The request:
The data must be written out once more, precisely as given.

Stored data entries
★ ★ ★

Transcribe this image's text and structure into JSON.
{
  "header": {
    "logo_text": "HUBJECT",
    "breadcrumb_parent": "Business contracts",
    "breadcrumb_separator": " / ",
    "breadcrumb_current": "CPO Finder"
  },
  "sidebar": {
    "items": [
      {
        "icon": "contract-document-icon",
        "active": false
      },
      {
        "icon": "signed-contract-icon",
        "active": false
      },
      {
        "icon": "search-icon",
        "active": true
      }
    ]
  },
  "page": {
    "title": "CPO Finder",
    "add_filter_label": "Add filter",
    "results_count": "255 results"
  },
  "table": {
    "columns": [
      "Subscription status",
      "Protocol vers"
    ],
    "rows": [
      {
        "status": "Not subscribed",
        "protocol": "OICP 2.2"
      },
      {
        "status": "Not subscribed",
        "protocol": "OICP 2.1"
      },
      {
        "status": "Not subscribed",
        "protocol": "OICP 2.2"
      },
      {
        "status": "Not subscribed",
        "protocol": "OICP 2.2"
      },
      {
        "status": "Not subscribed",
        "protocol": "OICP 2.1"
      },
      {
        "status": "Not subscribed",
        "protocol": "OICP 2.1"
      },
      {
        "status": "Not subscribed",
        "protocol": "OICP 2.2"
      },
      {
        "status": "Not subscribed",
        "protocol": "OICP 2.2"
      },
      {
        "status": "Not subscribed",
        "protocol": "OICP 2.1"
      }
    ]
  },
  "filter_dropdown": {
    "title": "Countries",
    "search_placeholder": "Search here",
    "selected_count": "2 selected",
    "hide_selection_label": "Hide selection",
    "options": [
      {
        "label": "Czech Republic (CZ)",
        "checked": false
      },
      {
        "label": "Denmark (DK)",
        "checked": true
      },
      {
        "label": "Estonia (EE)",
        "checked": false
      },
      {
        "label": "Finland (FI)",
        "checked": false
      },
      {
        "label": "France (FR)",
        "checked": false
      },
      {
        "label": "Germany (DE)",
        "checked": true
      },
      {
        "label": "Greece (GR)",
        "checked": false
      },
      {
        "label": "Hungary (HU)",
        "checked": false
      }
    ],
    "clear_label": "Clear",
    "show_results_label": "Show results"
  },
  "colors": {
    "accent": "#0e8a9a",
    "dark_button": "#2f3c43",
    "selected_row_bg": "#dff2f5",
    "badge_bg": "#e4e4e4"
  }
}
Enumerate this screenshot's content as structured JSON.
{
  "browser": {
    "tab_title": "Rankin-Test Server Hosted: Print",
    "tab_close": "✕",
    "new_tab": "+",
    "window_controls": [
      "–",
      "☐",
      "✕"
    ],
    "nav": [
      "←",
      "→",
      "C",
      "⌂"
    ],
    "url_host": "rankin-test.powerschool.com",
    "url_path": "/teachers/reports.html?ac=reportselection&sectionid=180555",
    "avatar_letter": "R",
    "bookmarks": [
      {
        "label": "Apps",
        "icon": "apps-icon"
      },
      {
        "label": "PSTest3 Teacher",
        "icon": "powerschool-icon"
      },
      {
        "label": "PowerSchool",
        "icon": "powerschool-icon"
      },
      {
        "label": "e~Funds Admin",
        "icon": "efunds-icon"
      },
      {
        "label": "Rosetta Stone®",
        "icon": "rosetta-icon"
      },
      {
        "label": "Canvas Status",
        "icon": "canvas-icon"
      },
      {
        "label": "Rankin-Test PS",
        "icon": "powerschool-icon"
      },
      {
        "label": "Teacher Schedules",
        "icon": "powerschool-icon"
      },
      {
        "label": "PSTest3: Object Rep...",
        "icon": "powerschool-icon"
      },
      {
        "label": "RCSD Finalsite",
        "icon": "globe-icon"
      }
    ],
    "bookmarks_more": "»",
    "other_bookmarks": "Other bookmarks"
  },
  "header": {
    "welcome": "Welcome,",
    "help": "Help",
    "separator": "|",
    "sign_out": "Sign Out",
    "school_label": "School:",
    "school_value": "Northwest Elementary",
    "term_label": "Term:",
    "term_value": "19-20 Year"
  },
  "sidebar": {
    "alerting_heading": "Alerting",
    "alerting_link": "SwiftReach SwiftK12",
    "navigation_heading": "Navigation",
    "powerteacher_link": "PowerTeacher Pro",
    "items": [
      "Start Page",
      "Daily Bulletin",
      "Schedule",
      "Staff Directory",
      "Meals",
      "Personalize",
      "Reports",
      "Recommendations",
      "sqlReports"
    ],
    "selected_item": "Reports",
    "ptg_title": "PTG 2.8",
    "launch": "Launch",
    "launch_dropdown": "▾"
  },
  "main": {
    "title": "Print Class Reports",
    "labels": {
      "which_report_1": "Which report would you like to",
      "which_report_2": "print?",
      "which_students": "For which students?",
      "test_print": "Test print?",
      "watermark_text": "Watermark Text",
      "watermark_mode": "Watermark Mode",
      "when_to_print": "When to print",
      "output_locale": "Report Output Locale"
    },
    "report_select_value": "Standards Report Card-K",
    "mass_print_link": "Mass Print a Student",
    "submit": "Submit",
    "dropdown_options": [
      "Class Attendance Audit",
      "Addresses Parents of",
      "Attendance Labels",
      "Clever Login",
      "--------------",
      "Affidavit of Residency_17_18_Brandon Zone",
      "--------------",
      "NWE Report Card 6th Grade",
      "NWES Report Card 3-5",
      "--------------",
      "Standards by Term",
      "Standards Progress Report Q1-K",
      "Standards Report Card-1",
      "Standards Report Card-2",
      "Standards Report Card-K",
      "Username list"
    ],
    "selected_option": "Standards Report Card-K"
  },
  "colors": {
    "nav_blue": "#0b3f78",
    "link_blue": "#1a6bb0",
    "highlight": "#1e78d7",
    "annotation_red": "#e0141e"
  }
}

★ ★ ★

Full response:
Transcribe this image's text and structure into JSON.
{
  "header": {
    "logo_text": "HUBJECT",
    "breadcrumb_parent": "Business contracts",
    "breadcrumb_separator": " / ",
    "breadcrumb_current": "CPO Finder"
  },
  "sidebar": {
    "items": [
      {
        "icon": "contract-document-icon",
        "active": false
      },
      {
        "icon": "signed-contract-icon",
        "active": false
      },
      {
        "icon": "search-icon",
        "active": true
      }
    ]
  },
  "page": {
    "title": "CPO Finder",
    "add_filter_label": "Add filter",
    "results_count": "255 results"
  },
  "table": {
    "columns": [
      "Subscription status",
      "Protocol vers"
    ],
    "rows": [
      {
        "status": "Not subscribed",
        "protocol": "OICP 2.2"
      },
      {
        "status": "Not subscribed",
        "protocol": "OICP 2.1"
      },
      {
        "status": "Not subscribed",
        "protocol": "OICP 2.2"
      },
      {
        "status": "Not subscribed",
        "protocol": "OICP 2.2"
      },
      {
        "status": "Not subscribed",
        "protocol": "OICP 2.1"
      },
      {
        "status": "Not subscribed",
        "protocol": "OICP 2.1"
      },
      {
        "status": "Not subscribed",
        "protocol": "OICP 2.2"
      },
      {
        "status": "Not subscribed",
        "protocol": "OICP 2.2"
      },
      {
        "status": "Not subscribed",
        "protocol": "OICP 2.1"
      }
    ]
  },
  "filter_dropdown": {
    "title": "Countries",
    "search_placeholder": "Search here",
    "selected_count": "2 selected",
    "hide_selection_label": "Hide selection",
    "options": [
      {
        "label": "Czech Republic (CZ)",
        "checked": false
      },
      {
        "label": "Denmark (DK)",
        "checked": true
      },
      {
        "label": "Estonia (EE)",
        "checked": false
      },
      {
        "label": "Finland (FI)",
        "checked": false
      },
      {
        "label": "France (FR)",
        "checked": false
      },
      {
        "label": "Germany (DE)",
        "checked": true
      },
      {
        "label": "Greece (GR)",
        "checked": false
      },
      {
        "label": "Hungary (HU)",
        "checked": false
      }
    ],
    "clear_label": "Clear",
    "show_results_label": "Show results"
  },
  "colors": {
    "accent": "#0e8a9a",
    "dark_button": "#2f3c43",
    "selected_row_bg": "#dff2f5",
    "badge_bg": "#e4e4e4"
  }
}
Enumerate this screenshot's content as structured JSON.
{
  "browser": {
    "tab_title": "Rankin-Test Server Hosted: Print",
    "tab_close": "✕",
    "new_tab": "+",
    "window_controls": [
      "–",
      "☐",
      "✕"
    ],
    "nav": [
      "←",
      "→",
      "C",
      "⌂"
    ],
    "url_host": "rankin-test.powerschool.com",
    "url_path": "/teachers/reports.html?ac=reportselection&sectionid=180555",
    "avatar_letter": "R",
    "bookmarks": [
      {
        "label": "Apps",
        "icon": "apps-icon"
      },
      {
        "label": "PSTest3 Teacher",
        "icon": "powerschool-icon"
      },
      {
        "label": "PowerSchool",
        "icon": "powerschool-icon"
      },
      {
        "label": "e~Funds Admin",
        "icon": "efunds-icon"
      },
      {
        "label": "Rosetta Stone®",
        "icon": "rosetta-icon"
      },
      {
        "label": "Canvas Status",
        "icon": "canvas-icon"
      },
      {
        "label": "Rankin-Test PS",
        "icon": "powerschool-icon"
      },
      {
        "label": "Teacher Schedules",
        "icon": "powerschool-icon"
      },
      {
        "label": "PSTest3: Object Rep...",
        "icon": "powerschool-icon"
      },
      {
        "label": "RCSD Finalsite",
        "icon": "globe-icon"
      }
    ],
    "bookmarks_more": "»",
    "other_bookmarks": "Other bookmarks"
  },
  "header": {
    "welcome": "Welcome,",
    "help": "Help",
    "separator": "|",
    "sign_out": "Sign Out",
    "school_label": "School:",
    "school_value": "Northwest Elementary",
    "term_label": "Term:",
    "term_value": "19-20 Year"
  },
  "sidebar": {
    "alerting_heading": "Alerting",
    "alerting_link": "SwiftReach SwiftK12",
    "navigation_heading": "Navigation",
    "powerteacher_link": "PowerTeacher Pro",
    "items": [
      "Start Page",
      "Daily Bulletin",
      "Schedule",
      "Staff Directory",
      "Meals",
      "Personalize",
      "Reports",
      "Recommendations",
      "sqlReports"
    ],
    "selected_item": "Reports",
    "ptg_title": "PTG 2.8",
    "launch": "Launch",
    "launch_dropdown": "▾"
  },
  "main": {
    "title": "Print Class Reports",
    "labels": {
      "which_report_1": "Which report would you like to",
      "which_report_2": "print?",
      "which_students": "For which students?",
      "test_print": "Test print?",
      "watermark_text": "Watermark Text",
      "watermark_mode": "Watermark Mode",
      "when_to_print": "When to print",
      "output_locale": "Report Output Locale"
    },
    "report_select_value": "Standards Report Card-K",
    "mass_print_link": "Mass Print a Student",
    "submit": "Submit",
    "dropdown_options": [
      "Class Attendance Audit",
      "Addresses Parents of",
      "Attendance Labels",
      "Clever Login",
      "--------------",
      "Affidavit of Residency_17_18_Brandon Zone",
      "--------------",
      "NWE Report Card 6th Grade",
      "NWES Report Card 3-5",
      "--------------",
      "Standards by Term",
      "Standards Progress Report Q1-K",
      "Standards Report Card-1",
      "Standards Report Card-2",
      "Standards Report Card-K",
      "Username list"
    ],
    "selected_option": "Standards Report Card-K"
  },
  "colors": {
    "nav_blue": "#0b3f78",
    "link_blue": "#1a6bb0",
    "highlight": "#1e78d7",
    "annotation_red": "#e0141e"
  }
}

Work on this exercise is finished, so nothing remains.